*What you will do*. Copy out each of the entries below line for line, with no changes.

*Provided records*.
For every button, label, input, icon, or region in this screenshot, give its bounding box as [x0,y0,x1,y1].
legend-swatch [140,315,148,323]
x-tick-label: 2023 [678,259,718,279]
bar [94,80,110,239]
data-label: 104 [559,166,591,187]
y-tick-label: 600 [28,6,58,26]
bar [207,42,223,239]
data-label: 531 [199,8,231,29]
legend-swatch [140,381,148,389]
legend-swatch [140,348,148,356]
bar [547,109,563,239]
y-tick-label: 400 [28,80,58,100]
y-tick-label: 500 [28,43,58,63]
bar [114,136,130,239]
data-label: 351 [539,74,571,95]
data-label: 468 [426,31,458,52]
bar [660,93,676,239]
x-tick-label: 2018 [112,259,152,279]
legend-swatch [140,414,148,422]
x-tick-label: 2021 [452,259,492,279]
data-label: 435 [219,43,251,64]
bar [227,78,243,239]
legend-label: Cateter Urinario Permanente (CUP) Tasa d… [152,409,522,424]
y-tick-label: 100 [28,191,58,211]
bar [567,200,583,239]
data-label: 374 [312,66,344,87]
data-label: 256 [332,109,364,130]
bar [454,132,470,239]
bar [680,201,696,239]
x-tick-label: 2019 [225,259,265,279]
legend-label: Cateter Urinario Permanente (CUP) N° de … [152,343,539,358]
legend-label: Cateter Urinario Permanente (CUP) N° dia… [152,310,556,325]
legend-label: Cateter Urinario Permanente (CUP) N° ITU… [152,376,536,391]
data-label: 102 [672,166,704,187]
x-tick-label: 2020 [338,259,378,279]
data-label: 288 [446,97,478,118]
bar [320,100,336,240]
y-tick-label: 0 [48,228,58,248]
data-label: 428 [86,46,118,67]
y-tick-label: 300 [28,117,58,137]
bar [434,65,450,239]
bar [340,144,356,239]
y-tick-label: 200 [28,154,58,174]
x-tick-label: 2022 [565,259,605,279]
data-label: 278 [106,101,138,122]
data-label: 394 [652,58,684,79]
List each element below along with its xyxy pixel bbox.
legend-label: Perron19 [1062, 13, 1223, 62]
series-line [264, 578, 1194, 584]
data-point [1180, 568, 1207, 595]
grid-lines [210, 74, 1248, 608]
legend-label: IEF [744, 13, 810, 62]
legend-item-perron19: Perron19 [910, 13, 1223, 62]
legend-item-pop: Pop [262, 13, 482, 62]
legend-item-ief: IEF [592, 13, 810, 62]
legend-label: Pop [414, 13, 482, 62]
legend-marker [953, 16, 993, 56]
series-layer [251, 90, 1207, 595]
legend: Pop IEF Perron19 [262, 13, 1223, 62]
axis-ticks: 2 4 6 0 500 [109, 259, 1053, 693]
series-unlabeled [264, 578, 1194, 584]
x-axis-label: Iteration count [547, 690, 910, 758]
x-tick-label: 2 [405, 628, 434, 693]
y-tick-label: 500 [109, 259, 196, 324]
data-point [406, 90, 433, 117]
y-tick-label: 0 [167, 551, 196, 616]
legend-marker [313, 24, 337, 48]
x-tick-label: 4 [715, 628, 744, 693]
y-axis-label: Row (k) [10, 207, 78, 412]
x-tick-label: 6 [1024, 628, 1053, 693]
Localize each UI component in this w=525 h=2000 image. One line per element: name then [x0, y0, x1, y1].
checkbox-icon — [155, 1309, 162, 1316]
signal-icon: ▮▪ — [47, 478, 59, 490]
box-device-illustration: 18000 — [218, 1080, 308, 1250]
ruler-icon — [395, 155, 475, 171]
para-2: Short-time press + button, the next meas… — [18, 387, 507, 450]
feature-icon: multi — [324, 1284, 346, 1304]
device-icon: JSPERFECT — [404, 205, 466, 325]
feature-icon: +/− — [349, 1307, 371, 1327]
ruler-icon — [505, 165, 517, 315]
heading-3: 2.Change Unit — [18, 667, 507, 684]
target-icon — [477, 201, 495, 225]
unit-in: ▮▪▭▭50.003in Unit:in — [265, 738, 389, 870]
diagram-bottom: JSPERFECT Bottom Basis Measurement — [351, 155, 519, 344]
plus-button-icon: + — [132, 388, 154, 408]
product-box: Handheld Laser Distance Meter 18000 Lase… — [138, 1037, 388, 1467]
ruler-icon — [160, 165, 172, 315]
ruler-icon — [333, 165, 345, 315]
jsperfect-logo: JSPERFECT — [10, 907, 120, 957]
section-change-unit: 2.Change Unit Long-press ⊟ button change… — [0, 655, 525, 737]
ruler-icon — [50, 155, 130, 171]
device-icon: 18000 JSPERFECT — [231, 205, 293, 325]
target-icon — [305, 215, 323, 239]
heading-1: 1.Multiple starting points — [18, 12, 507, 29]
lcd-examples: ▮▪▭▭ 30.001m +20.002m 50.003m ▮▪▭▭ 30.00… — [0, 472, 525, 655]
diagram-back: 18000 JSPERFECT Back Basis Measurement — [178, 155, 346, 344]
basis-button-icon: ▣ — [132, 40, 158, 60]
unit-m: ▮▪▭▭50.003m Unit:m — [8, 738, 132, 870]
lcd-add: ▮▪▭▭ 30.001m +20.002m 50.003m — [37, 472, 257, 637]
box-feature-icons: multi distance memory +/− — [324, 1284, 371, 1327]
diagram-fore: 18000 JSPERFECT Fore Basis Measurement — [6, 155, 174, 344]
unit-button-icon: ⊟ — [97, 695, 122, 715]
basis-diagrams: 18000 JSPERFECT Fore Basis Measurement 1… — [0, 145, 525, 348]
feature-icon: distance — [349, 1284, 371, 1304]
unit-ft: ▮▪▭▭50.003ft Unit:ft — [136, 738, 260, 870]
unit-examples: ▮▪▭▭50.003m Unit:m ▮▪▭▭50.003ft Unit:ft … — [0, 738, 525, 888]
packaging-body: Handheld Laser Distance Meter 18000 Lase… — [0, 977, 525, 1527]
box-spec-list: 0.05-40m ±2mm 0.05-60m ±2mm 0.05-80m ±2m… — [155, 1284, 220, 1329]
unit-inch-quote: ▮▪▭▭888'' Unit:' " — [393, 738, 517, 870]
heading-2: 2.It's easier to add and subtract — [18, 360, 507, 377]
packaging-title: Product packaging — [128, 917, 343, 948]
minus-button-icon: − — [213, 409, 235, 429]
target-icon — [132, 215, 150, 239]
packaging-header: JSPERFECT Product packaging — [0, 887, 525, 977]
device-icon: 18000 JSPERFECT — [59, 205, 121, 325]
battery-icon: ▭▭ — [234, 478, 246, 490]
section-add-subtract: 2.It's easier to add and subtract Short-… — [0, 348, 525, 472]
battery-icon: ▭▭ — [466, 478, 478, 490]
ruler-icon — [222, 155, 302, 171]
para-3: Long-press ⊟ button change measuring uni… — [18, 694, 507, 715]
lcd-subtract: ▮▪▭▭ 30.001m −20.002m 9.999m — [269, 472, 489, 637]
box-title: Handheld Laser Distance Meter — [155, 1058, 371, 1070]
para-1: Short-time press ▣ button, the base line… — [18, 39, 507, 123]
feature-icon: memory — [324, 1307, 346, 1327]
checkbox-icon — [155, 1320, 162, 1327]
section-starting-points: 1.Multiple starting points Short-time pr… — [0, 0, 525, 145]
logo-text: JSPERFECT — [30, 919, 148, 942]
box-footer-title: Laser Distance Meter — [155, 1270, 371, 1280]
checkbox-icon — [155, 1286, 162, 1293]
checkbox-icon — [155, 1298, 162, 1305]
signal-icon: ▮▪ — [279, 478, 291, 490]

*The completed task*.
For every button, label, input, icon, or region in this screenshot, give its bounding box as [x0,y0,x1,y1].
legend-swatch [140,315,148,323]
x-tick-label: 2023 [678,259,718,279]
bar [94,80,110,239]
data-label: 104 [559,166,591,187]
y-tick-label: 600 [28,6,58,26]
bar [207,42,223,239]
data-label: 531 [199,8,231,29]
legend-swatch [140,381,148,389]
legend-swatch [140,348,148,356]
bar [547,109,563,239]
y-tick-label: 400 [28,80,58,100]
y-tick-label: 500 [28,43,58,63]
bar [114,136,130,239]
data-label: 351 [539,74,571,95]
data-label: 468 [426,31,458,52]
bar [660,93,676,239]
x-tick-label: 2018 [112,259,152,279]
legend-swatch [140,414,148,422]
x-tick-label: 2021 [452,259,492,279]
data-label: 435 [219,43,251,64]
bar [227,78,243,239]
legend-label: Cateter Urinario Permanente (CUP) Tasa d… [152,409,522,424]
y-tick-label: 100 [28,191,58,211]
bar [567,200,583,239]
data-label: 374 [312,66,344,87]
data-label: 256 [332,109,364,130]
bar [454,132,470,239]
bar [680,201,696,239]
x-tick-label: 2019 [225,259,265,279]
legend-label: Cateter Urinario Permanente (CUP) N° de … [152,343,539,358]
legend-label: Cateter Urinario Permanente (CUP) N° dia… [152,310,556,325]
legend-label: Cateter Urinario Permanente (CUP) N° ITU… [152,376,536,391]
data-label: 102 [672,166,704,187]
x-tick-label: 2020 [338,259,378,279]
data-label: 288 [446,97,478,118]
bar [320,100,336,240]
y-tick-label: 0 [48,228,58,248]
data-label: 428 [86,46,118,67]
y-tick-label: 300 [28,117,58,137]
bar [434,65,450,239]
bar [340,144,356,239]
y-tick-label: 200 [28,154,58,174]
x-tick-label: 2022 [565,259,605,279]
data-label: 278 [106,101,138,122]
data-label: 394 [652,58,684,79]
List each element below along with its xyxy pixel bbox.
legend-label: Perron19 [1062, 13, 1223, 62]
series-line [264, 578, 1194, 584]
data-point [1180, 568, 1207, 595]
grid-lines [210, 74, 1248, 608]
legend-label: IEF [744, 13, 810, 62]
legend-item-perron19: Perron19 [910, 13, 1223, 62]
legend-item-pop: Pop [262, 13, 482, 62]
legend-item-ief: IEF [592, 13, 810, 62]
legend-label: Pop [414, 13, 482, 62]
legend-marker [953, 16, 993, 56]
series-layer [251, 90, 1207, 595]
legend: Pop IEF Perron19 [262, 13, 1223, 62]
axis-ticks: 2 4 6 0 500 [109, 259, 1053, 693]
series-unlabeled [264, 578, 1194, 584]
x-axis-label: Iteration count [547, 690, 910, 758]
x-tick-label: 2 [405, 628, 434, 693]
y-tick-label: 500 [109, 259, 196, 324]
data-point [406, 90, 433, 117]
y-tick-label: 0 [167, 551, 196, 616]
legend-marker [313, 24, 337, 48]
x-tick-label: 4 [715, 628, 744, 693]
y-axis-label: Row (k) [10, 207, 78, 412]
x-tick-label: 6 [1024, 628, 1053, 693]
Localize each UI component in this w=525 h=2000 image. One line per element: name then [x0, y0, x1, y1].
checkbox-icon — [155, 1309, 162, 1316]
signal-icon: ▮▪ — [47, 478, 59, 490]
box-device-illustration: 18000 — [218, 1080, 308, 1250]
ruler-icon — [395, 155, 475, 171]
para-2: Short-time press + button, the next meas… — [18, 387, 507, 450]
feature-icon: multi — [324, 1284, 346, 1304]
device-icon: JSPERFECT — [404, 205, 466, 325]
feature-icon: +/− — [349, 1307, 371, 1327]
ruler-icon — [505, 165, 517, 315]
heading-3: 2.Change Unit — [18, 667, 507, 684]
target-icon — [477, 201, 495, 225]
unit-in: ▮▪▭▭50.003in Unit:in — [265, 738, 389, 870]
diagram-bottom: JSPERFECT Bottom Basis Measurement — [351, 155, 519, 344]
plus-button-icon: + — [132, 388, 154, 408]
product-box: Handheld Laser Distance Meter 18000 Lase… — [138, 1037, 388, 1467]
ruler-icon — [160, 165, 172, 315]
ruler-icon — [333, 165, 345, 315]
jsperfect-logo: JSPERFECT — [10, 907, 120, 957]
section-change-unit: 2.Change Unit Long-press ⊟ button change… — [0, 655, 525, 737]
ruler-icon — [50, 155, 130, 171]
device-icon: 18000 JSPERFECT — [231, 205, 293, 325]
target-icon — [305, 215, 323, 239]
heading-1: 1.Multiple starting points — [18, 12, 507, 29]
lcd-examples: ▮▪▭▭ 30.001m +20.002m 50.003m ▮▪▭▭ 30.00… — [0, 472, 525, 655]
diagram-back: 18000 JSPERFECT Back Basis Measurement — [178, 155, 346, 344]
basis-button-icon: ▣ — [132, 40, 158, 60]
unit-m: ▮▪▭▭50.003m Unit:m — [8, 738, 132, 870]
lcd-add: ▮▪▭▭ 30.001m +20.002m 50.003m — [37, 472, 257, 637]
box-feature-icons: multi distance memory +/− — [324, 1284, 371, 1327]
diagram-fore: 18000 JSPERFECT Fore Basis Measurement — [6, 155, 174, 344]
unit-button-icon: ⊟ — [97, 695, 122, 715]
basis-diagrams: 18000 JSPERFECT Fore Basis Measurement 1… — [0, 145, 525, 348]
feature-icon: distance — [349, 1284, 371, 1304]
unit-ft: ▮▪▭▭50.003ft Unit:ft — [136, 738, 260, 870]
unit-examples: ▮▪▭▭50.003m Unit:m ▮▪▭▭50.003ft Unit:ft … — [0, 738, 525, 888]
packaging-body: Handheld Laser Distance Meter 18000 Lase… — [0, 977, 525, 1527]
box-spec-list: 0.05-40m ±2mm 0.05-60m ±2mm 0.05-80m ±2m… — [155, 1284, 220, 1329]
unit-inch-quote: ▮▪▭▭888'' Unit:' " — [393, 738, 517, 870]
heading-2: 2.It's easier to add and subtract — [18, 360, 507, 377]
packaging-title: Product packaging — [128, 917, 343, 948]
minus-button-icon: − — [213, 409, 235, 429]
target-icon — [132, 215, 150, 239]
packaging-header: JSPERFECT Product packaging — [0, 887, 525, 977]
device-icon: 18000 JSPERFECT — [59, 205, 121, 325]
battery-icon: ▭▭ — [234, 478, 246, 490]
section-add-subtract: 2.It's easier to add and subtract Short-… — [0, 348, 525, 472]
battery-icon: ▭▭ — [466, 478, 478, 490]
ruler-icon — [222, 155, 302, 171]
para-3: Long-press ⊟ button change measuring uni… — [18, 694, 507, 715]
lcd-subtract: ▮▪▭▭ 30.001m −20.002m 9.999m — [269, 472, 489, 637]
box-title: Handheld Laser Distance Meter — [155, 1058, 371, 1070]
para-1: Short-time press ▣ button, the base line… — [18, 39, 507, 123]
feature-icon: memory — [324, 1307, 346, 1327]
checkbox-icon — [155, 1320, 162, 1327]
section-starting-points: 1.Multiple starting points Short-time pr… — [0, 0, 525, 145]
logo-text: JSPERFECT — [30, 919, 148, 942]
box-footer-title: Laser Distance Meter — [155, 1270, 371, 1280]
checkbox-icon — [155, 1286, 162, 1293]
checkbox-icon — [155, 1298, 162, 1305]
signal-icon: ▮▪ — [279, 478, 291, 490]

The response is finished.